* [WHAT IS EXPECTED]: Retype each of the records below word for word, changing nothing.

* [Items stored from a collection]:
# # # #
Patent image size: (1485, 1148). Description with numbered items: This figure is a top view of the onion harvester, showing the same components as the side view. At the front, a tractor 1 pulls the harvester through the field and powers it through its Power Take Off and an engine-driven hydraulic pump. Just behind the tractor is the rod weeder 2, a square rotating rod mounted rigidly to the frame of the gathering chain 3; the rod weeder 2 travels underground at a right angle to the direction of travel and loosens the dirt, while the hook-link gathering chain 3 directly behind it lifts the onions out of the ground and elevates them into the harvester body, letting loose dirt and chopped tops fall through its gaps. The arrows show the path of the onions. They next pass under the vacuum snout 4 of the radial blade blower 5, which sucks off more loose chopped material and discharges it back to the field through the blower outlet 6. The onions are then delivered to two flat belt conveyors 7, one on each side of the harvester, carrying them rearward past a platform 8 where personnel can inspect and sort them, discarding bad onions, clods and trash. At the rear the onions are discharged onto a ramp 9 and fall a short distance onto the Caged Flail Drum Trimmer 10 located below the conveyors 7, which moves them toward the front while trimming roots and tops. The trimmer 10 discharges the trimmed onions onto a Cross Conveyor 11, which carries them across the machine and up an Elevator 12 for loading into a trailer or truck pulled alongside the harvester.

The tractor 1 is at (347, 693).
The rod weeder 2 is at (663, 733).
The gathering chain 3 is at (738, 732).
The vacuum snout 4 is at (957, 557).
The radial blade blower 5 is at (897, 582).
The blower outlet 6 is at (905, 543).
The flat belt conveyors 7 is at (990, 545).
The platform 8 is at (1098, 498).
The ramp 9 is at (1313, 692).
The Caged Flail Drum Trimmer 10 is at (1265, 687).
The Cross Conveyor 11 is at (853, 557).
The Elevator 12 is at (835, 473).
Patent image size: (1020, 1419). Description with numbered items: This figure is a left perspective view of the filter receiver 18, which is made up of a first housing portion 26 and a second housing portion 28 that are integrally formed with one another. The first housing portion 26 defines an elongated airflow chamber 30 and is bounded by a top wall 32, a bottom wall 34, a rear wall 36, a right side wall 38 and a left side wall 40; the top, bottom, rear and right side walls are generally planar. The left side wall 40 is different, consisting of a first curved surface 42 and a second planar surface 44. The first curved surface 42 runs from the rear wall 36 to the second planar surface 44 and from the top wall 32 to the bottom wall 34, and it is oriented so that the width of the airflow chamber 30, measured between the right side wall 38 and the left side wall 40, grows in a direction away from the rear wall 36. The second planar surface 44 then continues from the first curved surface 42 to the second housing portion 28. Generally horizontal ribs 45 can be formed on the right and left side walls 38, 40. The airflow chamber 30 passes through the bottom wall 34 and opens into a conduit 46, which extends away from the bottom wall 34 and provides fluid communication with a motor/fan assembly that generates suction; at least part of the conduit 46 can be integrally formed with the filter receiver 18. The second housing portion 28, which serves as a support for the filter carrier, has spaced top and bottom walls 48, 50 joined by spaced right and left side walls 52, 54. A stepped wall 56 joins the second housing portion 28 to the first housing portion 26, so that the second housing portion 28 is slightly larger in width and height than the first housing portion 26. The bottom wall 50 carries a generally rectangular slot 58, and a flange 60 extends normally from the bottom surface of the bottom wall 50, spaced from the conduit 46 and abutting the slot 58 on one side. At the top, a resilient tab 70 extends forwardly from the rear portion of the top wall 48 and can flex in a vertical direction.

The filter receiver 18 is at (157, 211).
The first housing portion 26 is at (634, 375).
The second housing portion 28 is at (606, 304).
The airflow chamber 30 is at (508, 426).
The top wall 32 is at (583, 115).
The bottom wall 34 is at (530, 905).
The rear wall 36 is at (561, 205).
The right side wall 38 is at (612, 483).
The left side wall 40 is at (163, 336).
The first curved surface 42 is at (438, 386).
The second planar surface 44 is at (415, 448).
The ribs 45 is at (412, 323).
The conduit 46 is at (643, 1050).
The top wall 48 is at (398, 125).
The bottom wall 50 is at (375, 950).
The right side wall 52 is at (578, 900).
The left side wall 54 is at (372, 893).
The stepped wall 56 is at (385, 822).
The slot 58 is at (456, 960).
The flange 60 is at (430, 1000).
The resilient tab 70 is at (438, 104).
# # # #
* [ANSWER IN FULL]:
Patent image size: (1485, 1148). Description with numbered items: This figure is a top view of the onion harvester, showing the same components as the side view. At the front, a tractor 1 pulls the harvester through the field and powers it through its Power Take Off and an engine-driven hydraulic pump. Just behind the tractor is the rod weeder 2, a square rotating rod mounted rigidly to the frame of the gathering chain 3; the rod weeder 2 travels underground at a right angle to the direction of travel and loosens the dirt, while the hook-link gathering chain 3 directly behind it lifts the onions out of the ground and elevates them into the harvester body, letting loose dirt and chopped tops fall through its gaps. The arrows show the path of the onions. They next pass under the vacuum snout 4 of the radial blade blower 5, which sucks off more loose chopped material and discharges it back to the field through the blower outlet 6. The onions are then delivered to two flat belt conveyors 7, one on each side of the harvester, carrying them rearward past a platform 8 where personnel can inspect and sort them, discarding bad onions, clods and trash. At the rear the onions are discharged onto a ramp 9 and fall a short distance onto the Caged Flail Drum Trimmer 10 located below the conveyors 7, which moves them toward the front while trimming roots and tops. The trimmer 10 discharges the trimmed onions onto a Cross Conveyor 11, which carries them across the machine and up an Elevator 12 for loading into a trailer or truck pulled alongside the harvester.

The tractor 1 is at (347, 693).
The rod weeder 2 is at (663, 733).
The gathering chain 3 is at (738, 732).
The vacuum snout 4 is at (957, 557).
The radial blade blower 5 is at (897, 582).
The blower outlet 6 is at (905, 543).
The flat belt conveyors 7 is at (990, 545).
The platform 8 is at (1098, 498).
The ramp 9 is at (1313, 692).
The Caged Flail Drum Trimmer 10 is at (1265, 687).
The Cross Conveyor 11 is at (853, 557).
The Elevator 12 is at (835, 473).
Patent image size: (1020, 1419). Description with numbered items: This figure is a left perspective view of the filter receiver 18, which is made up of a first housing portion 26 and a second housing portion 28 that are integrally formed with one another. The first housing portion 26 defines an elongated airflow chamber 30 and is bounded by a top wall 32, a bottom wall 34, a rear wall 36, a right side wall 38 and a left side wall 40; the top, bottom, rear and right side walls are generally planar. The left side wall 40 is different, consisting of a first curved surface 42 and a second planar surface 44. The first curved surface 42 runs from the rear wall 36 to the second planar surface 44 and from the top wall 32 to the bottom wall 34, and it is oriented so that the width of the airflow chamber 30, measured between the right side wall 38 and the left side wall 40, grows in a direction away from the rear wall 36. The second planar surface 44 then continues from the first curved surface 42 to the second housing portion 28. Generally horizontal ribs 45 can be formed on the right and left side walls 38, 40. The airflow chamber 30 passes through the bottom wall 34 and opens into a conduit 46, which extends away from the bottom wall 34 and provides fluid communication with a motor/fan assembly that generates suction; at least part of the conduit 46 can be integrally formed with the filter receiver 18. The second housing portion 28, which serves as a support for the filter carrier, has spaced top and bottom walls 48, 50 joined by spaced right and left side walls 52, 54. A stepped wall 56 joins the second housing portion 28 to the first housing portion 26, so that the second housing portion 28 is slightly larger in width and height than the first housing portion 26. The bottom wall 50 carries a generally rectangular slot 58, and a flange 60 extends normally from the bottom surface of the bottom wall 50, spaced from the conduit 46 and abutting the slot 58 on one side. At the top, a resilient tab 70 extends forwardly from the rear portion of the top wall 48 and can flex in a vertical direction.

The filter receiver 18 is at (157, 211).
The first housing portion 26 is at (634, 375).
The second housing portion 28 is at (606, 304).
The airflow chamber 30 is at (508, 426).
The top wall 32 is at (583, 115).
The bottom wall 34 is at (530, 905).
The rear wall 36 is at (561, 205).
The right side wall 38 is at (612, 483).
The left side wall 40 is at (163, 336).
The first curved surface 42 is at (438, 386).
The second planar surface 44 is at (415, 448).
The ribs 45 is at (412, 323).
The conduit 46 is at (643, 1050).
The top wall 48 is at (398, 125).
The bottom wall 50 is at (375, 950).
The right side wall 52 is at (578, 900).
The left side wall 54 is at (372, 893).
The stepped wall 56 is at (385, 822).
The slot 58 is at (456, 960).
The flange 60 is at (430, 1000).
The resilient tab 70 is at (438, 104).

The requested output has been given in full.